## Aim
Output every line exactly as written. Leave out pictures.

── Input rows

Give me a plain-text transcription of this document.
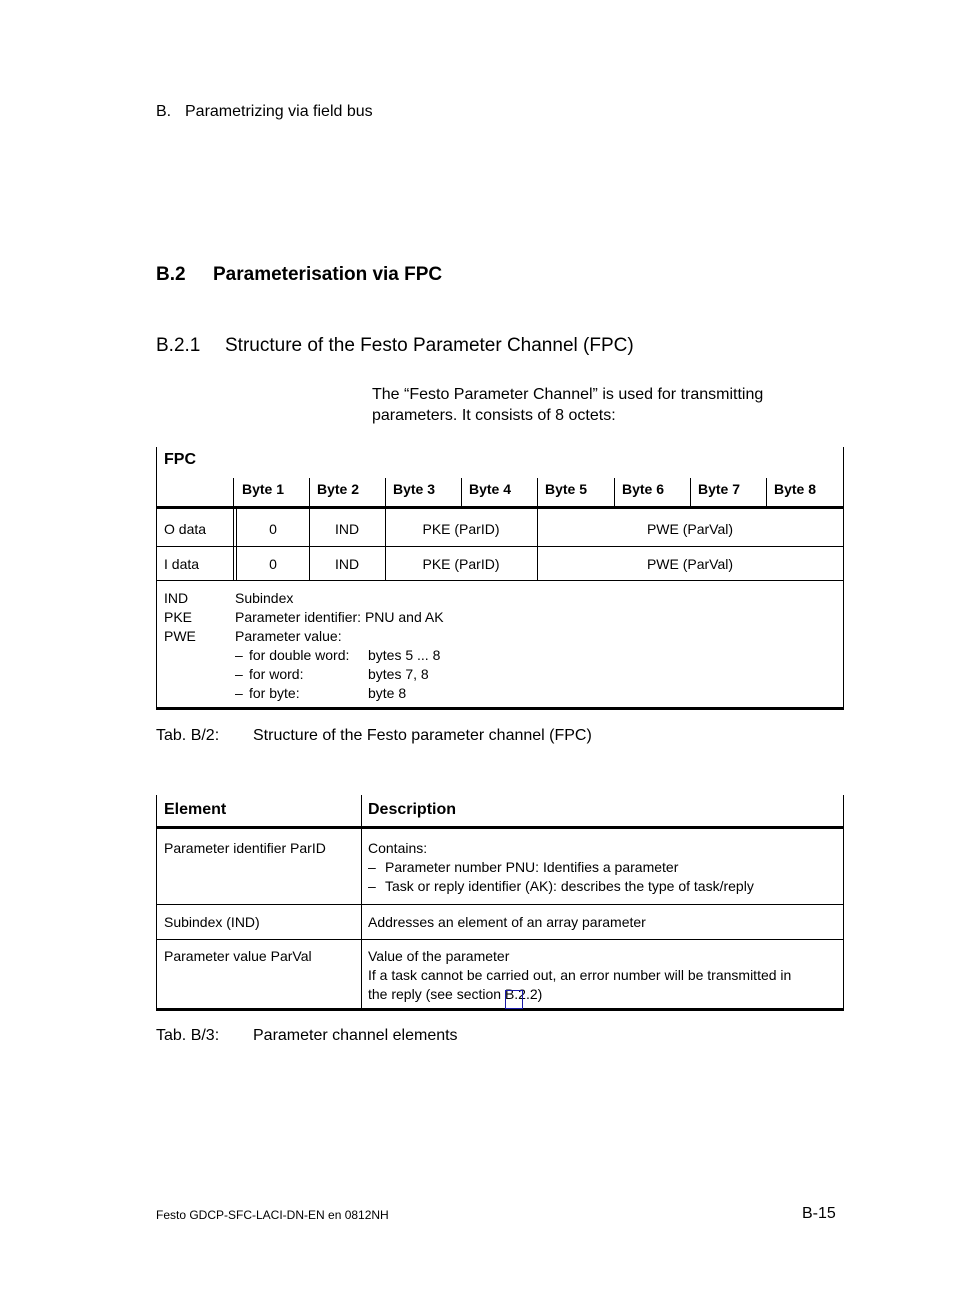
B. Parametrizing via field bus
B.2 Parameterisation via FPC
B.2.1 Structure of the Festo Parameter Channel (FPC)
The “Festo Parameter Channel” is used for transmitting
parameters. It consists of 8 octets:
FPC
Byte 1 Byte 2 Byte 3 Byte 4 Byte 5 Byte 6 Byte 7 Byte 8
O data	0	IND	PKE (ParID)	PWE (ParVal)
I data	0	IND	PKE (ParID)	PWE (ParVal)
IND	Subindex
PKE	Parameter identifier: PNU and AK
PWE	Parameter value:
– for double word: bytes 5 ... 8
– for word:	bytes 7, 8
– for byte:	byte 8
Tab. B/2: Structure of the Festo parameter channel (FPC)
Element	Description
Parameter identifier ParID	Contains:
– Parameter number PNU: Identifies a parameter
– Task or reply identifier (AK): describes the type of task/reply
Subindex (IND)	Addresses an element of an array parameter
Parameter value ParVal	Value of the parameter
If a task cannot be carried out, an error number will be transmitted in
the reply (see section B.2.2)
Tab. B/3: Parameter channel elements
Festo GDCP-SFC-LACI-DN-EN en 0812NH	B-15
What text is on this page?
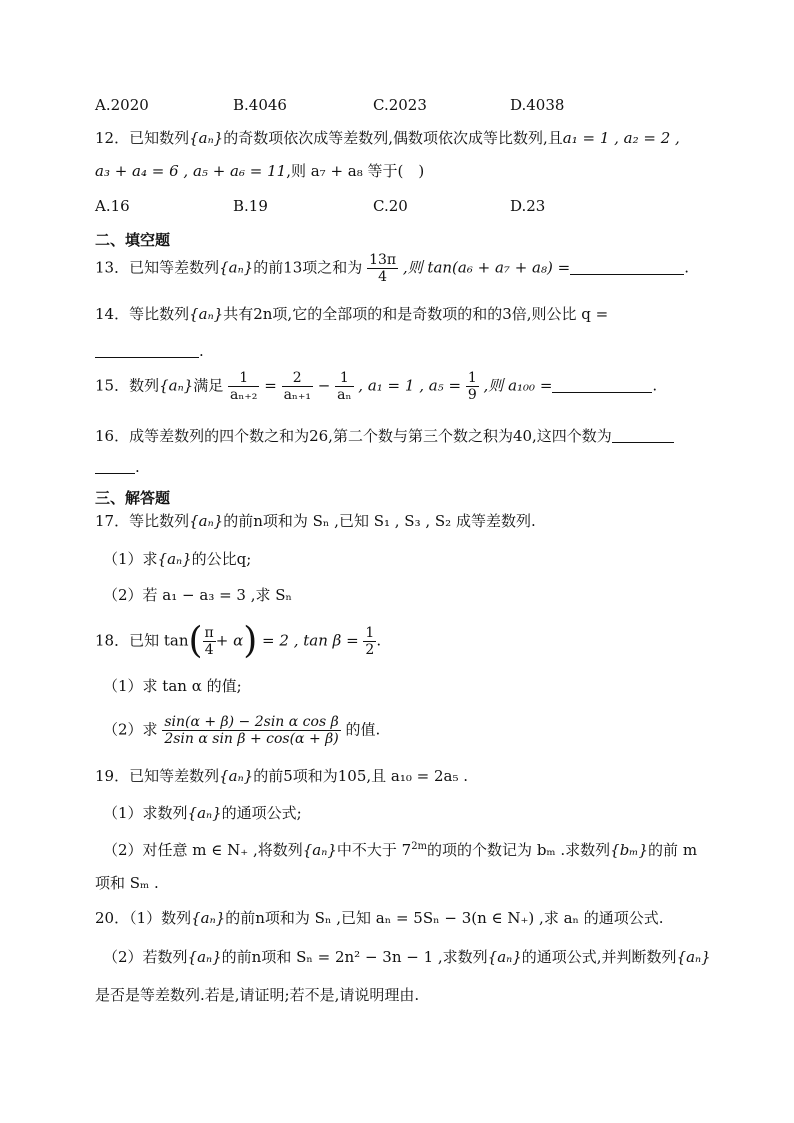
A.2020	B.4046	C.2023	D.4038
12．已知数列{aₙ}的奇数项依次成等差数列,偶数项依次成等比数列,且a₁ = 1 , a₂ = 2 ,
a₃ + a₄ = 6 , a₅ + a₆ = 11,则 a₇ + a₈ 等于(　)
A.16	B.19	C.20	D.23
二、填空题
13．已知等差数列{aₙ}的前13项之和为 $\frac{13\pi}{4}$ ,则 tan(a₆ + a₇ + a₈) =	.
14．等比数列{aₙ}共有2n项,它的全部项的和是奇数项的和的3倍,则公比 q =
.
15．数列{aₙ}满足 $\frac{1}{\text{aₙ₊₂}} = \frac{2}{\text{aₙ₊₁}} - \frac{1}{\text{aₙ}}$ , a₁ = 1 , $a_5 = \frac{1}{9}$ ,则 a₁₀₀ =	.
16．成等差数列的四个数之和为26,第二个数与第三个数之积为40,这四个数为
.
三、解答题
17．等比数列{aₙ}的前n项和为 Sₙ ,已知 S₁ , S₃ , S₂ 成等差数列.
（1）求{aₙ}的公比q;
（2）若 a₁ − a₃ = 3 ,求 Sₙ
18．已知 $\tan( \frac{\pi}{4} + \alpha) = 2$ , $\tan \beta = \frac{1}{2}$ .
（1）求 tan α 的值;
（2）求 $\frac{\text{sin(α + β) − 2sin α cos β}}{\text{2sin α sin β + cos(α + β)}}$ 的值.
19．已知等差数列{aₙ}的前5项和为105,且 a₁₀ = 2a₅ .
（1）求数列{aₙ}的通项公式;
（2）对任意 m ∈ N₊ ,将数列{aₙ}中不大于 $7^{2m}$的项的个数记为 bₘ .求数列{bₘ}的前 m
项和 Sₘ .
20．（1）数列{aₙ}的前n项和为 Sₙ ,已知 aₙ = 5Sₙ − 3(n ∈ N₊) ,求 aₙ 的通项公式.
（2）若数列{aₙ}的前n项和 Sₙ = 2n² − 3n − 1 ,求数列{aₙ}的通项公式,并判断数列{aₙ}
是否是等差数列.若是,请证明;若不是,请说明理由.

────

## Output
Give me a plain-text transcription of this document.
B. Parametrizing via field bus
B.2 Parameterisation via FPC
B.2.1 Structure of the Festo Parameter Channel (FPC)
The “Festo Parameter Channel” is used for transmitting
parameters. It consists of 8 octets:
FPC
Byte 1 Byte 2 Byte 3 Byte 4 Byte 5 Byte 6 Byte 7 Byte 8
O data	0	IND	PKE (ParID)	PWE (ParVal)
I data	0	IND	PKE (ParID)	PWE (ParVal)
IND	Subindex
PKE	Parameter identifier: PNU and AK
PWE	Parameter value:
– for double word: bytes 5 ... 8
– for word:	bytes 7, 8
– for byte:	byte 8
Tab. B/2: Structure of the Festo parameter channel (FPC)
Element	Description
Parameter identifier ParID	Contains:
– Parameter number PNU: Identifies a parameter
– Task or reply identifier (AK): describes the type of task/reply
Subindex (IND)	Addresses an element of an array parameter
Parameter value ParVal	Value of the parameter
If a task cannot be carried out, an error number will be transmitted in
the reply (see section B.2.2)
Tab. B/3: Parameter channel elements
Festo GDCP-SFC-LACI-DN-EN en 0812NH	B-15
What text is on this page?
A.2020	B.4046	C.2023	D.4038
12．已知数列{aₙ}的奇数项依次成等差数列,偶数项依次成等比数列,且a₁ = 1 , a₂ = 2 ,
a₃ + a₄ = 6 , a₅ + a₆ = 11,则 a₇ + a₈ 等于(　)
A.16	B.19	C.20	D.23
二、填空题
13．已知等差数列{aₙ}的前13项之和为 $\frac{13\pi}{4}$ ,则 tan(a₆ + a₇ + a₈) =	.
14．等比数列{aₙ}共有2n项,它的全部项的和是奇数项的和的3倍,则公比 q =
.
15．数列{aₙ}满足 $\frac{1}{\text{aₙ₊₂}} = \frac{2}{\text{aₙ₊₁}} - \frac{1}{\text{aₙ}}$ , a₁ = 1 , $a_5 = \frac{1}{9}$ ,则 a₁₀₀ =	.
16．成等差数列的四个数之和为26,第二个数与第三个数之积为40,这四个数为
.
三、解答题
17．等比数列{aₙ}的前n项和为 Sₙ ,已知 S₁ , S₃ , S₂ 成等差数列.
（1）求{aₙ}的公比q;
（2）若 a₁ − a₃ = 3 ,求 Sₙ
18．已知 $\tan( \frac{\pi}{4} + \alpha) = 2$ , $\tan \beta = \frac{1}{2}$ .
（1）求 tan α 的值;
（2）求 $\frac{\text{sin(α + β) − 2sin α cos β}}{\text{2sin α sin β + cos(α + β)}}$ 的值.
19．已知等差数列{aₙ}的前5项和为105,且 a₁₀ = 2a₅ .
（1）求数列{aₙ}的通项公式;
（2）对任意 m ∈ N₊ ,将数列{aₙ}中不大于 $7^{2m}$的项的个数记为 bₘ .求数列{bₘ}的前 m
项和 Sₘ .
20．（1）数列{aₙ}的前n项和为 Sₙ ,已知 aₙ = 5Sₙ − 3(n ∈ N₊) ,求 aₙ 的通项公式.
（2）若数列{aₙ}的前n项和 Sₙ = 2n² − 3n − 1 ,求数列{aₙ}的通项公式,并判断数列{aₙ}
是否是等差数列.若是,请证明;若不是,请说明理由.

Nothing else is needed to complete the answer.